* Begin EXERCISE DATA *

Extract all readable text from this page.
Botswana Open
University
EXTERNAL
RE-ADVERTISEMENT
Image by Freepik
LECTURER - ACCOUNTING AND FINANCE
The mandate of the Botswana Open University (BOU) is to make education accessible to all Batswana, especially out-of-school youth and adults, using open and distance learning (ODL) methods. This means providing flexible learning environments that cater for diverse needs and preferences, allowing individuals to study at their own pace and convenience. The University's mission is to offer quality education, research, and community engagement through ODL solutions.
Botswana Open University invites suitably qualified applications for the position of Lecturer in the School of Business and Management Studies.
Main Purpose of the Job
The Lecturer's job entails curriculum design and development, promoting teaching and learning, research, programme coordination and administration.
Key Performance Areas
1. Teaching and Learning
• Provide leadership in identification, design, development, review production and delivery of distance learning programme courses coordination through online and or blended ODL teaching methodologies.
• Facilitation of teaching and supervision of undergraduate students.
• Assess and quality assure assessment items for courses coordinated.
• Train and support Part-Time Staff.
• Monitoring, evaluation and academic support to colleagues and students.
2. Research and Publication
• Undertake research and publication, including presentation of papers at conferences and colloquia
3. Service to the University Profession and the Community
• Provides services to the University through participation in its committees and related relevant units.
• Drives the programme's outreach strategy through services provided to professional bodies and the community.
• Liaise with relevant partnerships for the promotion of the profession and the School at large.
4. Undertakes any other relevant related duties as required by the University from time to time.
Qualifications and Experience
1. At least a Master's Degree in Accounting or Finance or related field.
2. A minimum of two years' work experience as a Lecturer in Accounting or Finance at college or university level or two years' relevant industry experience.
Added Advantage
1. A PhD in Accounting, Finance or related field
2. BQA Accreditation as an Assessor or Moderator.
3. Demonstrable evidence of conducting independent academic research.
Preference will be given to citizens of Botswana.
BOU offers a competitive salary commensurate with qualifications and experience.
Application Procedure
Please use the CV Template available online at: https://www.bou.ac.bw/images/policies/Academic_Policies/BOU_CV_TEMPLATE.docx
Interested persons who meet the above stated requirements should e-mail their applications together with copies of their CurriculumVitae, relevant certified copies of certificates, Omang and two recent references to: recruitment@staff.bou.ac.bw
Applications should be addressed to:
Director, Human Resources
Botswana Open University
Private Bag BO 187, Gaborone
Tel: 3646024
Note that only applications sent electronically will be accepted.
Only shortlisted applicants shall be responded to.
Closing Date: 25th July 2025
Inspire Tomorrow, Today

* End EXERCISE DATA *

INSTRUCTIONS TO FOLLOW
Please output the complete data exactly.

EXERCISE SOLUTION
Extract all readable text from this page.
Botswana Open
University
EXTERNAL
RE-ADVERTISEMENT
Image by Freepik
LECTURER - ACCOUNTING AND FINANCE
The mandate of the Botswana Open University (BOU) is to make education accessible to all Batswana, especially out-of-school youth and adults, using open and distance learning (ODL) methods. This means providing flexible learning environments that cater for diverse needs and preferences, allowing individuals to study at their own pace and convenience. The University's mission is to offer quality education, research, and community engagement through ODL solutions.
Botswana Open University invites suitably qualified applications for the position of Lecturer in the School of Business and Management Studies.
Main Purpose of the Job
The Lecturer's job entails curriculum design and development, promoting teaching and learning, research, programme coordination and administration.
Key Performance Areas
1. Teaching and Learning
• Provide leadership in identification, design, development, review production and delivery of distance learning programme courses coordination through online and or blended ODL teaching methodologies.
• Facilitation of teaching and supervision of undergraduate students.
• Assess and quality assure assessment items for courses coordinated.
• Train and support Part-Time Staff.
• Monitoring, evaluation and academic support to colleagues and students.
2. Research and Publication
• Undertake research and publication, including presentation of papers at conferences and colloquia
3. Service to the University Profession and the Community
• Provides services to the University through participation in its committees and related relevant units.
• Drives the programme's outreach strategy through services provided to professional bodies and the community.
• Liaise with relevant partnerships for the promotion of the profession and the School at large.
4. Undertakes any other relevant related duties as required by the University from time to time.
Qualifications and Experience
1. At least a Master's Degree in Accounting or Finance or related field.
2. A minimum of two years' work experience as a Lecturer in Accounting or Finance at college or university level or two years' relevant industry experience.
Added Advantage
1. A PhD in Accounting, Finance or related field
2. BQA Accreditation as an Assessor or Moderator.
3. Demonstrable evidence of conducting independent academic research.
Preference will be given to citizens of Botswana.
BOU offers a competitive salary commensurate with qualifications and experience.
Application Procedure
Please use the CV Template available online at: https://www.bou.ac.bw/images/policies/Academic_Policies/BOU_CV_TEMPLATE.docx
Interested persons who meet the above stated requirements should e-mail their applications together with copies of their CurriculumVitae, relevant certified copies of certificates, Omang and two recent references to: recruitment@staff.bou.ac.bw
Applications should be addressed to:
Director, Human Resources
Botswana Open University
Private Bag BO 187, Gaborone
Tel: 3646024
Note that only applications sent electronically will be accepted.
Only shortlisted applicants shall be responded to.
Closing Date: 25th July 2025
Inspire Tomorrow, Today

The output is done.